(Data listing)
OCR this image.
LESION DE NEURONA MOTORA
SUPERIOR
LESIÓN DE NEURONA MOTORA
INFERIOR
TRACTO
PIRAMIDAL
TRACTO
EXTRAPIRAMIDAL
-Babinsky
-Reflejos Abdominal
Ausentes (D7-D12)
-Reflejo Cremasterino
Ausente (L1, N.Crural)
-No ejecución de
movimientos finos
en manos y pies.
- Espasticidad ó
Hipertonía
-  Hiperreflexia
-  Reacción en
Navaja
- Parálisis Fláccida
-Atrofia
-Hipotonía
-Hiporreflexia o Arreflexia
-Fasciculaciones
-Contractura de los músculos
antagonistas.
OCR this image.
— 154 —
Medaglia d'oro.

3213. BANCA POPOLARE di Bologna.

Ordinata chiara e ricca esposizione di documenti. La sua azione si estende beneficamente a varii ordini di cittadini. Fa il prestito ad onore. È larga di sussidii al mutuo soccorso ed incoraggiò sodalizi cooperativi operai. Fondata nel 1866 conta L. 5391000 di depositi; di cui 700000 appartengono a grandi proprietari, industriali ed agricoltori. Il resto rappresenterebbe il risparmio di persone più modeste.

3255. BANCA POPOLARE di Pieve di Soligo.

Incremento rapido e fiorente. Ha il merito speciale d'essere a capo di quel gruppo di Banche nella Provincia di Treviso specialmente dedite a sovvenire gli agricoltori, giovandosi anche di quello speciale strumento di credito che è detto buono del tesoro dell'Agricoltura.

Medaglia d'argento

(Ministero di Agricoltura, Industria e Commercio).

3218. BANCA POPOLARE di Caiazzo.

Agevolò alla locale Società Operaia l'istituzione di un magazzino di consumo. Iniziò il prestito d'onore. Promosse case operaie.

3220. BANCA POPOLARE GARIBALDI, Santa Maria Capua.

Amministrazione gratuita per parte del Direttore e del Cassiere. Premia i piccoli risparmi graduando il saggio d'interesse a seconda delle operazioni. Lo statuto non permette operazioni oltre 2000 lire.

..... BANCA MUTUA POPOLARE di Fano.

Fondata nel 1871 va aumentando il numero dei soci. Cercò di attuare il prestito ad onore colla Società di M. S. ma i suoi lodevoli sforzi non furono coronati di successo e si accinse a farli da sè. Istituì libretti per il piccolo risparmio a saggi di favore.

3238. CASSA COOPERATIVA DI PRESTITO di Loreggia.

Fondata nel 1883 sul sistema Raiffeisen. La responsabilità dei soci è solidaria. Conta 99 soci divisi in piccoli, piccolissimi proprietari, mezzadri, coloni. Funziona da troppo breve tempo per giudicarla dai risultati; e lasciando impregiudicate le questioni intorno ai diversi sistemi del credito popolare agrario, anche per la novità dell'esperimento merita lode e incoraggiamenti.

_WHAT THIS TASK INVOLVES:_
Without leaving anything out, give the entries again exactly.

_REPLY:_
OCR this image.
LESION DE NEURONA MOTORA
SUPERIOR
LESIÓN DE NEURONA MOTORA
INFERIOR
TRACTO
PIRAMIDAL
TRACTO
EXTRAPIRAMIDAL
-Babinsky
-Reflejos Abdominal
Ausentes (D7-D12)
-Reflejo Cremasterino
Ausente (L1, N.Crural)
-No ejecución de
movimientos finos
en manos y pies.
- Espasticidad ó
Hipertonía
-  Hiperreflexia
-  Reacción en
Navaja
- Parálisis Fláccida
-Atrofia
-Hipotonía
-Hiporreflexia o Arreflexia
-Fasciculaciones
-Contractura de los músculos
antagonistas.
OCR this image.
— 154 —
Medaglia d'oro.

3213. BANCA POPOLARE di Bologna.

Ordinata chiara e ricca esposizione di documenti. La sua azione si estende beneficamente a varii ordini di cittadini. Fa il prestito ad onore. È larga di sussidii al mutuo soccorso ed incoraggiò sodalizi cooperativi operai. Fondata nel 1866 conta L. 5391000 di depositi; di cui 700000 appartengono a grandi proprietari, industriali ed agricoltori. Il resto rappresenterebbe il risparmio di persone più modeste.

3255. BANCA POPOLARE di Pieve di Soligo.

Incremento rapido e fiorente. Ha il merito speciale d'essere a capo di quel gruppo di Banche nella Provincia di Treviso specialmente dedite a sovvenire gli agricoltori, giovandosi anche di quello speciale strumento di credito che è detto buono del tesoro dell'Agricoltura.

Medaglia d'argento

(Ministero di Agricoltura, Industria e Commercio).

3218. BANCA POPOLARE di Caiazzo.

Agevolò alla locale Società Operaia l'istituzione di un magazzino di consumo. Iniziò il prestito d'onore. Promosse case operaie.

3220. BANCA POPOLARE GARIBALDI, Santa Maria Capua.

Amministrazione gratuita per parte del Direttore e del Cassiere. Premia i piccoli risparmi graduando il saggio d'interesse a seconda delle operazioni. Lo statuto non permette operazioni oltre 2000 lire.

..... BANCA MUTUA POPOLARE di Fano.

Fondata nel 1871 va aumentando il numero dei soci. Cercò di attuare il prestito ad onore colla Società di M. S. ma i suoi lodevoli sforzi non furono coronati di successo e si accinse a farli da sè. Istituì libretti per il piccolo risparmio a saggi di favore.

3238. CASSA COOPERATIVA DI PRESTITO di Loreggia.

Fondata nel 1883 sul sistema Raiffeisen. La responsabilità dei soci è solidaria. Conta 99 soci divisi in piccoli, piccolissimi proprietari, mezzadri, coloni. Funziona da troppo breve tempo per giudicarla dai risultati; e lasciando impregiudicate le questioni intorno ai diversi sistemi del credito popolare agrario, anche per la novità dell'esperimento merita lode e incoraggiamenti.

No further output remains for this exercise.